» The task
Count every line where "Size" shows up, and give that number only.

» Given entries
#####

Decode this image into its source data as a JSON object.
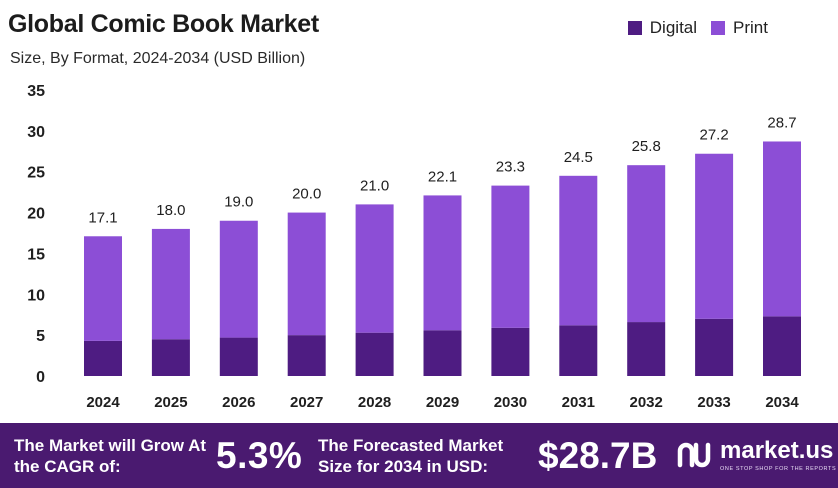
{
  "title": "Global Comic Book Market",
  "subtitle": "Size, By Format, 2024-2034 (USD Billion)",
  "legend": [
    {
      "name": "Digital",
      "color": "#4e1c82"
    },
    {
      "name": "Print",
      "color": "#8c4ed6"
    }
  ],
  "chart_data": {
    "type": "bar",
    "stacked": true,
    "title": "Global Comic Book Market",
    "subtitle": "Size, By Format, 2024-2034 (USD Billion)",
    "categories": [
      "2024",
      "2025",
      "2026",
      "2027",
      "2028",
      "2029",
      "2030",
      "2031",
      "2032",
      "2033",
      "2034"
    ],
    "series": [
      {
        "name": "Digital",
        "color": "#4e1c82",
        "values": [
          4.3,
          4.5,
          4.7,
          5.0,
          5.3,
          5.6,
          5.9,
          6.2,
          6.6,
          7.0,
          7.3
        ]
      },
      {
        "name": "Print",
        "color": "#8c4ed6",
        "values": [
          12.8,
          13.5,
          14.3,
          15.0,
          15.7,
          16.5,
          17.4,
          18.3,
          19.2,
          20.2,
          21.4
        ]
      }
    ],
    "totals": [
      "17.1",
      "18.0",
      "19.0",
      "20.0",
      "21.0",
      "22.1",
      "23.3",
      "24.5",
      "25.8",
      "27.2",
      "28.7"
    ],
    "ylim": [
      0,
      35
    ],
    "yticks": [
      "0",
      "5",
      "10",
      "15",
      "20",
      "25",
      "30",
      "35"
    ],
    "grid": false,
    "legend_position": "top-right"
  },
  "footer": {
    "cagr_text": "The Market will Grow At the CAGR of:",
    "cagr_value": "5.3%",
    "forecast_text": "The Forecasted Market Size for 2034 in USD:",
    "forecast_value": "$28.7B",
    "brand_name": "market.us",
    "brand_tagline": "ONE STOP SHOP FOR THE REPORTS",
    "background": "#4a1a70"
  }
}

#####

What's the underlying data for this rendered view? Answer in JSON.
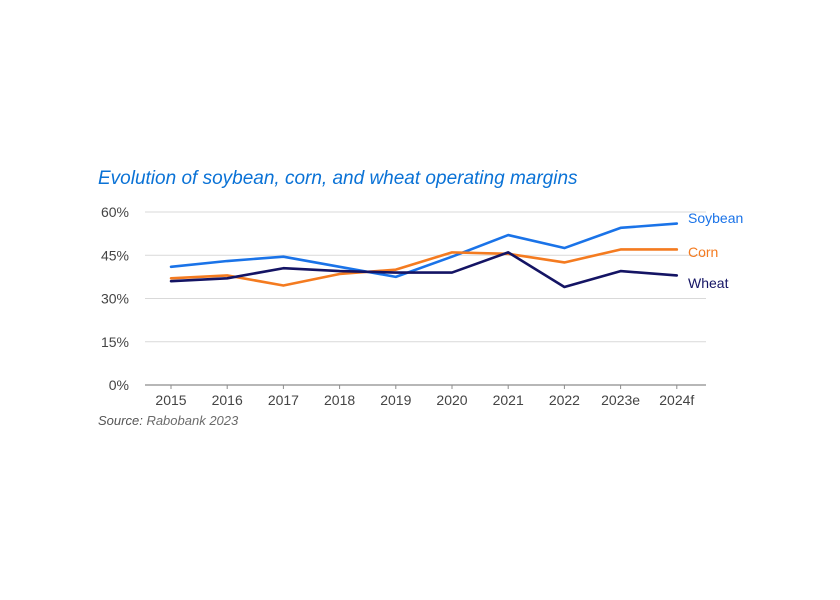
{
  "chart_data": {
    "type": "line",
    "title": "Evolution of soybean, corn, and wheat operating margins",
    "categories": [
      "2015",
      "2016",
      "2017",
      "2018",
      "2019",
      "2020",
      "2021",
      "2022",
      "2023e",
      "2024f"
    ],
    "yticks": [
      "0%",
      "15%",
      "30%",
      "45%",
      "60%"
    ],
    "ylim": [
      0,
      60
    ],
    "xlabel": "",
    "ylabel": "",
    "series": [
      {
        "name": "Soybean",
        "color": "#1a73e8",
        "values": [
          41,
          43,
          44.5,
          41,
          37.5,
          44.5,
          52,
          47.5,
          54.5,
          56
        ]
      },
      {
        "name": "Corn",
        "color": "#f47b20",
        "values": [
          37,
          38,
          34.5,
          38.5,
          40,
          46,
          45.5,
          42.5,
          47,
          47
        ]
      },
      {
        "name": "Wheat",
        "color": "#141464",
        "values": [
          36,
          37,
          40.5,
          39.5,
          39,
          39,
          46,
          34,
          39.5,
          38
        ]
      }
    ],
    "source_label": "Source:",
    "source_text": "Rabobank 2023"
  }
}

#####

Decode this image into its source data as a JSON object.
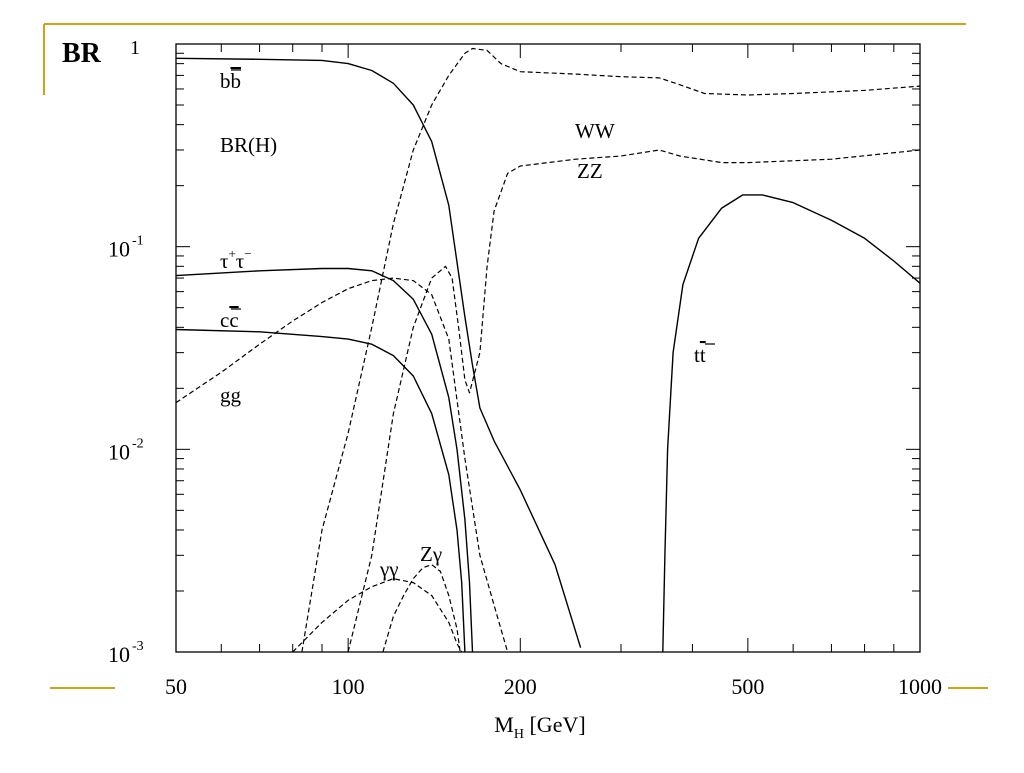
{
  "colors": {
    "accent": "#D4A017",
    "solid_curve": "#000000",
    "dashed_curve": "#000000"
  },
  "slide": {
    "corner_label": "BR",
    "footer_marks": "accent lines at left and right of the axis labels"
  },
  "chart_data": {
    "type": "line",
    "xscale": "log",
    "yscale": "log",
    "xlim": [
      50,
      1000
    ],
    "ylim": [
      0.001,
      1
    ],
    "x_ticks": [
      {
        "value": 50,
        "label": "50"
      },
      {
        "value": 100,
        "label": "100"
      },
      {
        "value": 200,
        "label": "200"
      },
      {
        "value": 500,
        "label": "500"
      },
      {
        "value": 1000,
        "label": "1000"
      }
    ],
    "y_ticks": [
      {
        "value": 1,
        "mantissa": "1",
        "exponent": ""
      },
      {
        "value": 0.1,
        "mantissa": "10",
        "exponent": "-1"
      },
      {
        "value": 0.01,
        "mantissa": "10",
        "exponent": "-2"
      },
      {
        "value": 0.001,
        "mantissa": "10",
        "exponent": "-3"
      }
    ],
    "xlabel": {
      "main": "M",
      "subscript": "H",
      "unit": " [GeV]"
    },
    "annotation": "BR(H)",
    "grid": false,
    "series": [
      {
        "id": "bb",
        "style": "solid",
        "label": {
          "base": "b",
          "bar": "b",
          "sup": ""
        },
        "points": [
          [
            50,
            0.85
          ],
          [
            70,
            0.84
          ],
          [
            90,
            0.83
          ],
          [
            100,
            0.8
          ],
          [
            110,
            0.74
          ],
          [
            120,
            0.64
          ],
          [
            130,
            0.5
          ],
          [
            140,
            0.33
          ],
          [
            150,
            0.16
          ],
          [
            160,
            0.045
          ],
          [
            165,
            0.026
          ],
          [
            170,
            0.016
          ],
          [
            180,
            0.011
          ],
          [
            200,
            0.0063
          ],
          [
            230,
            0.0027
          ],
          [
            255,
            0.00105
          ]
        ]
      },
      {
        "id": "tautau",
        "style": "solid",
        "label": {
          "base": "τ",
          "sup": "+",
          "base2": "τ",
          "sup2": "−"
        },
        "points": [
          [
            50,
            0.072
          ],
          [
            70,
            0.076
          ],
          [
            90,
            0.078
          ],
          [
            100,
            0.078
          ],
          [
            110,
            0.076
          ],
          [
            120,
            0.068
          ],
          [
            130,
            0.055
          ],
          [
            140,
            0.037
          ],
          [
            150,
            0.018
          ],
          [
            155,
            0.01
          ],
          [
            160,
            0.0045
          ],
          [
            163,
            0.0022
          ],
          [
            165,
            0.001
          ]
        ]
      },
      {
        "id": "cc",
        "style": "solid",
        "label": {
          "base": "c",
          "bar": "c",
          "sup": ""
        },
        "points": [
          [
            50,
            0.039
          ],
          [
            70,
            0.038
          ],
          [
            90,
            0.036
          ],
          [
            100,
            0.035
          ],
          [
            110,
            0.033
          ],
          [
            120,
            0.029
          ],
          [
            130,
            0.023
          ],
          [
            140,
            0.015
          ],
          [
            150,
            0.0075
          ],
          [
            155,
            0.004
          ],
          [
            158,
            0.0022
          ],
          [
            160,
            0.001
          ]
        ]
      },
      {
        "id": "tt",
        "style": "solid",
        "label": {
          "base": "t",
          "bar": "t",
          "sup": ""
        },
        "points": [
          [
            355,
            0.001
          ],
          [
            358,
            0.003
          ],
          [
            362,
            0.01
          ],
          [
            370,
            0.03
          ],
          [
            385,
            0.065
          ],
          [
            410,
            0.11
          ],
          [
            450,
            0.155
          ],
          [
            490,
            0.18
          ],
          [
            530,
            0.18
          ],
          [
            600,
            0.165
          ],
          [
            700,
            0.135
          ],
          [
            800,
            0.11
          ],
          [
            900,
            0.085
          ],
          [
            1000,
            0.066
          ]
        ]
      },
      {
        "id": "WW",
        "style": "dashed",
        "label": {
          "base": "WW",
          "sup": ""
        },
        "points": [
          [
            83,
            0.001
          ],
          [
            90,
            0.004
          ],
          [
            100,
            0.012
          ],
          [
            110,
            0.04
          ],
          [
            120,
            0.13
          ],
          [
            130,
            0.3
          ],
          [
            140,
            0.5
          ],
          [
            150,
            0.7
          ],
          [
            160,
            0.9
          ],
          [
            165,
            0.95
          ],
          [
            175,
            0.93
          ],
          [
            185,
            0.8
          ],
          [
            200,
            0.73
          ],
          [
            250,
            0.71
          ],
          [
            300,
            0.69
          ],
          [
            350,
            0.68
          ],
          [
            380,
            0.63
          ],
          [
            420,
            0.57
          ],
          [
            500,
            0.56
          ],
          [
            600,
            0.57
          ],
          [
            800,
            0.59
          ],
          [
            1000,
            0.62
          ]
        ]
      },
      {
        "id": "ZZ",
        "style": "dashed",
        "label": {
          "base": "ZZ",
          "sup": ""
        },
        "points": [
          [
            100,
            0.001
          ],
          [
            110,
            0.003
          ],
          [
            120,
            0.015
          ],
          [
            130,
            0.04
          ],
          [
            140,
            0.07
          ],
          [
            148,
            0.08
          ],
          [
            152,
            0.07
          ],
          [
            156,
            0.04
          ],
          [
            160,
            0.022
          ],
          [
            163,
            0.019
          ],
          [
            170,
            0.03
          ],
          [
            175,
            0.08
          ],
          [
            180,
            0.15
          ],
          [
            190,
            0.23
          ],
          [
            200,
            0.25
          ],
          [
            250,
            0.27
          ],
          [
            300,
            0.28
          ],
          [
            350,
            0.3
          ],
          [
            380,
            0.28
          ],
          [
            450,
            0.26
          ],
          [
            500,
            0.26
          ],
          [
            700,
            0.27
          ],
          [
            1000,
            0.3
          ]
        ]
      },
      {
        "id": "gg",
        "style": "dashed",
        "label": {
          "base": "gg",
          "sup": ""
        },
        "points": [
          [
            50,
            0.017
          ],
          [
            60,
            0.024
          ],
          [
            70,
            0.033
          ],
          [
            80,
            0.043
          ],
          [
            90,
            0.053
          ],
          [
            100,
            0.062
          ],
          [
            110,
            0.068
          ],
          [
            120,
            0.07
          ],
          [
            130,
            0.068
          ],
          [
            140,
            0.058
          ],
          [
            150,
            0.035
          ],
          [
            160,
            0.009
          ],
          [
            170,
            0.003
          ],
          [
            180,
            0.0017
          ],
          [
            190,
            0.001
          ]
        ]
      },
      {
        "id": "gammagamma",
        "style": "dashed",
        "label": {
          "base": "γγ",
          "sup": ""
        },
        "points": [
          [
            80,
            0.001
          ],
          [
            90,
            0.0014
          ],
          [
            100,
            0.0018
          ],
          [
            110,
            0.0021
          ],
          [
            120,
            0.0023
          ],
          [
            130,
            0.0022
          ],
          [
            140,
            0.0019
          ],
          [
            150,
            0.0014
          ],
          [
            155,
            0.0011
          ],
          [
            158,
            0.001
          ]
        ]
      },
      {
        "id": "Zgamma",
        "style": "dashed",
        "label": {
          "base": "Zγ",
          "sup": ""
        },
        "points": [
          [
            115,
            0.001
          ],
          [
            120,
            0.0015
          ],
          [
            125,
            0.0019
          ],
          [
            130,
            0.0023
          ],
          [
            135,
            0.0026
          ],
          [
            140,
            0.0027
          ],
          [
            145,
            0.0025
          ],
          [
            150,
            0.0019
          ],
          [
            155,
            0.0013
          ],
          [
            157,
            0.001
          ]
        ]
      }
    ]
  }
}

#####

» Result of the exercise
3